* _Short task_
From the entries provided below, copy each line that contains the word "verandering".

* _Entries supplied_
===

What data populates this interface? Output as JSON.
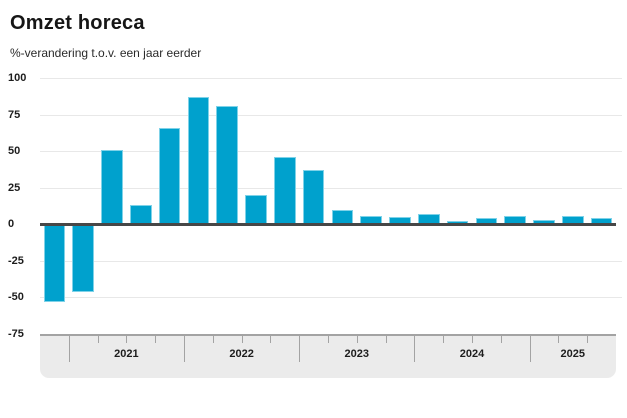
{
  "header": {
    "title": "Omzet horeca",
    "subtitle": "%-verandering t.o.v. een jaar eerder"
  },
  "chart_data": {
    "type": "bar",
    "title": "Omzet horeca",
    "subtitle": "%-verandering t.o.v. een jaar eerder",
    "unit": "percent change year-on-year",
    "categories": [
      "2020 Q4",
      "2021 Q1",
      "2021 Q2",
      "2021 Q3",
      "2021 Q4",
      "2022 Q1",
      "2022 Q2",
      "2022 Q3",
      "2022 Q4",
      "2023 Q1",
      "2023 Q2",
      "2023 Q3",
      "2023 Q4",
      "2024 Q1",
      "2024 Q2",
      "2024 Q3",
      "2024 Q4",
      "2025 Q1",
      "2025 Q2",
      "2025 Q3"
    ],
    "values": [
      -53,
      -46,
      51,
      13,
      66,
      87,
      81,
      20,
      46,
      37,
      10,
      6,
      5,
      7,
      2,
      4,
      6,
      3,
      6,
      4
    ],
    "ylim": [
      -75,
      100
    ],
    "yticks": [
      100,
      75,
      50,
      25,
      0,
      -25,
      -50,
      -75
    ],
    "x_year_labels": [
      "2021",
      "2022",
      "2023",
      "2024",
      "2025"
    ],
    "quarters_before_first_year": 1,
    "grid": true,
    "legend": "none",
    "bar_color": "#00a1cd",
    "bar_edge_color": "#7fd2e8",
    "gridline_color": "#e8e8e8",
    "zero_line_color": "#474747",
    "axis_band_color": "#ebebeb",
    "tick_color": "#a3a3a3"
  }
}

===

* _Final result_
    "subtitle": "%-verandering t.o.v. een jaar eerder"
    "subtitle": "%-verandering t.o.v. een jaar eerder",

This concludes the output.